**RECORDS FOR THE TASK**.
———

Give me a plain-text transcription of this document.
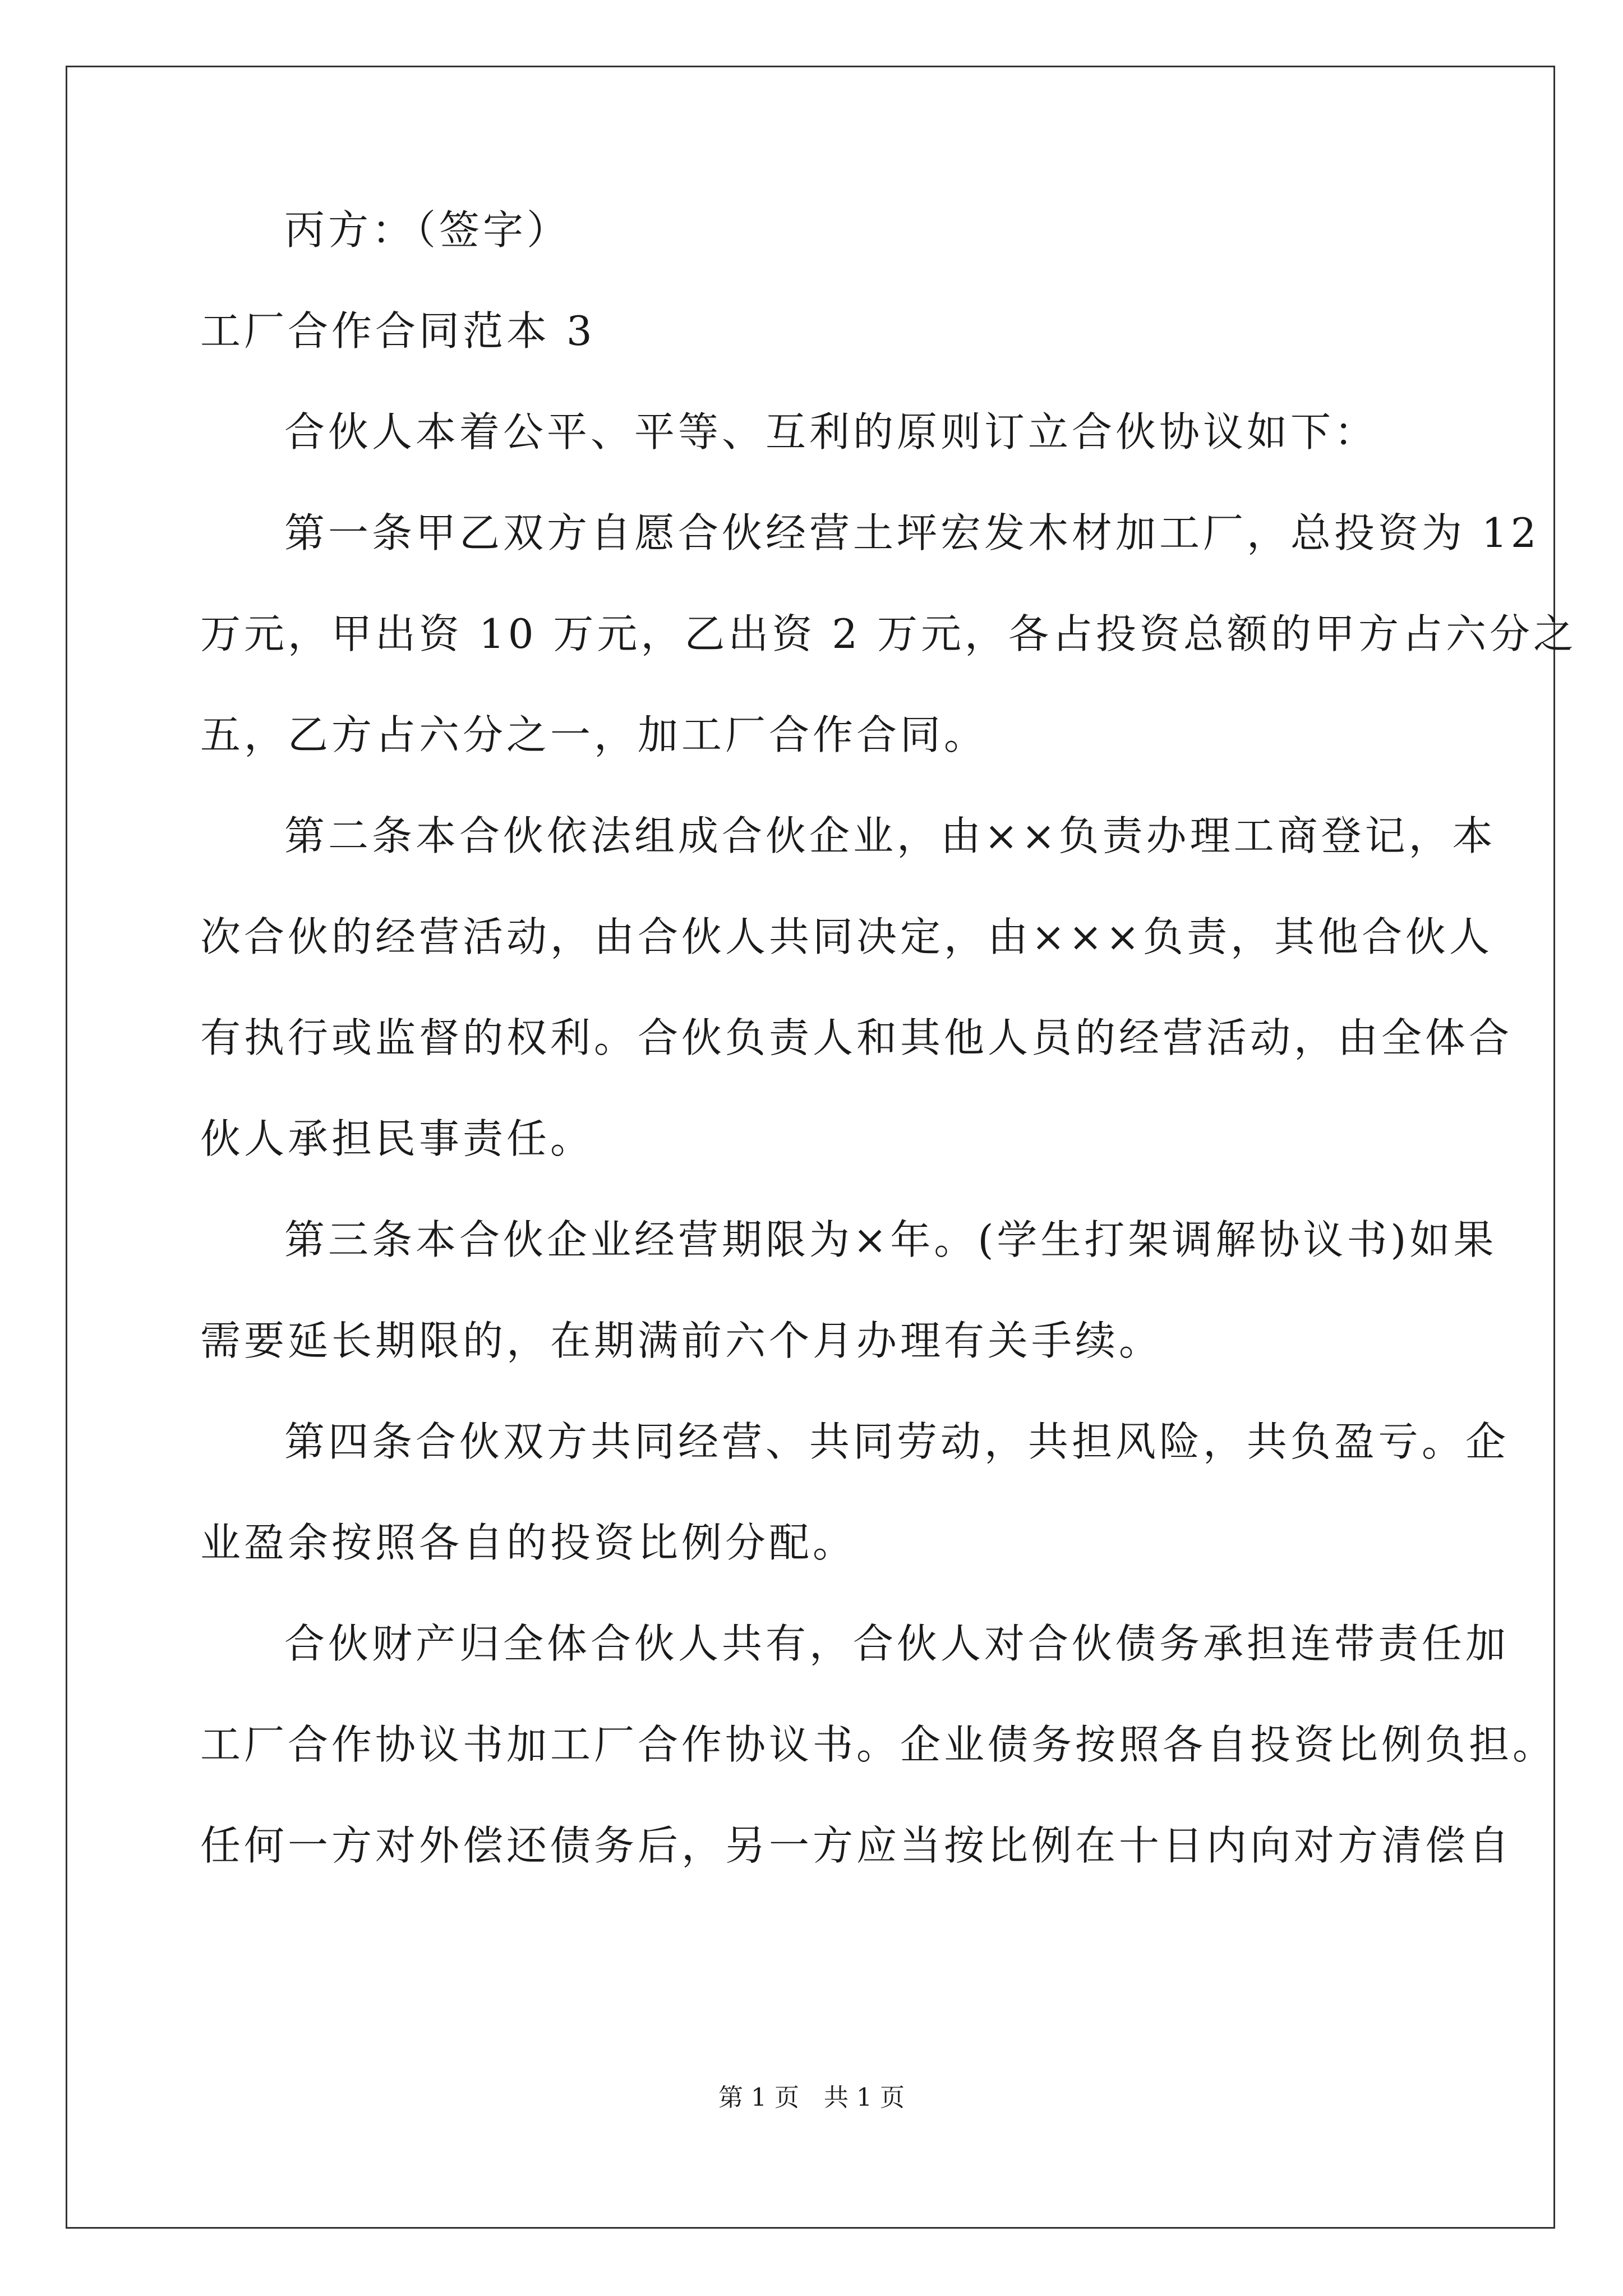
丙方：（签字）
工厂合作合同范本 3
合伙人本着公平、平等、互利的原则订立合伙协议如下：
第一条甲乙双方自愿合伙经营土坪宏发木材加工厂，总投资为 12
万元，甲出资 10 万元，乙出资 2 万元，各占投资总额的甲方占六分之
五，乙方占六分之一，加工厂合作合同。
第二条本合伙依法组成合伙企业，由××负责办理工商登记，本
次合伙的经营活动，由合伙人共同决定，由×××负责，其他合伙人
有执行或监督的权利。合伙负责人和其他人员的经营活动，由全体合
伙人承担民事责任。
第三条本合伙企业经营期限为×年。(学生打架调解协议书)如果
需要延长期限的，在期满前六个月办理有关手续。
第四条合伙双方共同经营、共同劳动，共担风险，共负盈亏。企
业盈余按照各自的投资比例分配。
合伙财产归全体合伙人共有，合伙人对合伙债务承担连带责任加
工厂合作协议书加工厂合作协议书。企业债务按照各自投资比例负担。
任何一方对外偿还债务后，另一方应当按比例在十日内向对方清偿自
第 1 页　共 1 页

———

Repeat the records above exactly, omitting every picture.

**FULL ANSWER**.
Give me a plain-text transcription of this document.
丙方：（签字）
工厂合作合同范本 3
合伙人本着公平、平等、互利的原则订立合伙协议如下：
第一条甲乙双方自愿合伙经营土坪宏发木材加工厂，总投资为 12
万元，甲出资 10 万元，乙出资 2 万元，各占投资总额的甲方占六分之
五，乙方占六分之一，加工厂合作合同。
第二条本合伙依法组成合伙企业，由××负责办理工商登记，本
次合伙的经营活动，由合伙人共同决定，由×××负责，其他合伙人
有执行或监督的权利。合伙负责人和其他人员的经营活动，由全体合
伙人承担民事责任。
第三条本合伙企业经营期限为×年。(学生打架调解协议书)如果
需要延长期限的，在期满前六个月办理有关手续。
第四条合伙双方共同经营、共同劳动，共担风险，共负盈亏。企
业盈余按照各自的投资比例分配。
合伙财产归全体合伙人共有，合伙人对合伙债务承担连带责任加
工厂合作协议书加工厂合作协议书。企业债务按照各自投资比例负担。
任何一方对外偿还债务后，另一方应当按比例在十日内向对方清偿自
第 1 页　共 1 页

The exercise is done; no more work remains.